That has spilled over into one of the most anticipated video game releases of the year. Many LGBTQ gamers and allies have committed not to purchase the game, despite reports that development of the game began before Rowling’s 2020 post. The game’s creators have stated that Rowling didn’t work directly with them to develop any material for the game, but she is almost certainly going to be receiving royalties from every sale of the game, given it is based on her intellectual property.
The game’s creators have done their best to distance themselves from Rowling’s views. The character creator in the game reportedly allows gamers to create a transgender or gender nonconforming character as their in-game avatar, and it even includes the Wizarding World’s first transgender character, the owner of a local pub in Hogsmeade named Sirona Ryan.
The game’s director, Alan Tew, says that the developers at Avalanche Games are committed to making a game that everyone can play. “We know our fans fell in love with the wizarding world, and we believe they fell in love with it for the right reasons,” he explains. “For us, it’s making sure that the audience, who always dreamed of having this game, had the opportunity to feel welcomed back, that they have a home here and that it’s a good place to tell their story.”

GIVEN PROBLEM: Translate this sentence from the passage about the video game release into Spanish: "The game’s creators have done their best to distance themselves from Rowling’s views." Work from the text above alone.

RAW DATA:
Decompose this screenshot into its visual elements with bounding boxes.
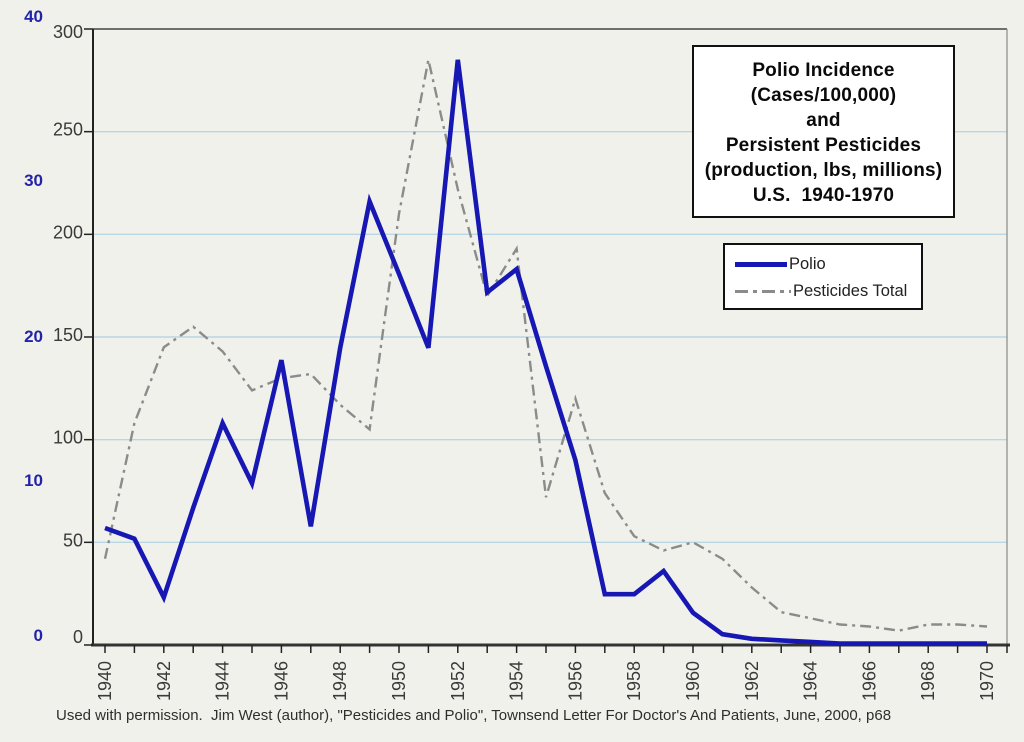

EXERCISE RESPONSE: Los creadores del juego han hecho todo lo posible por distanciarse de las opiniones de Rowling.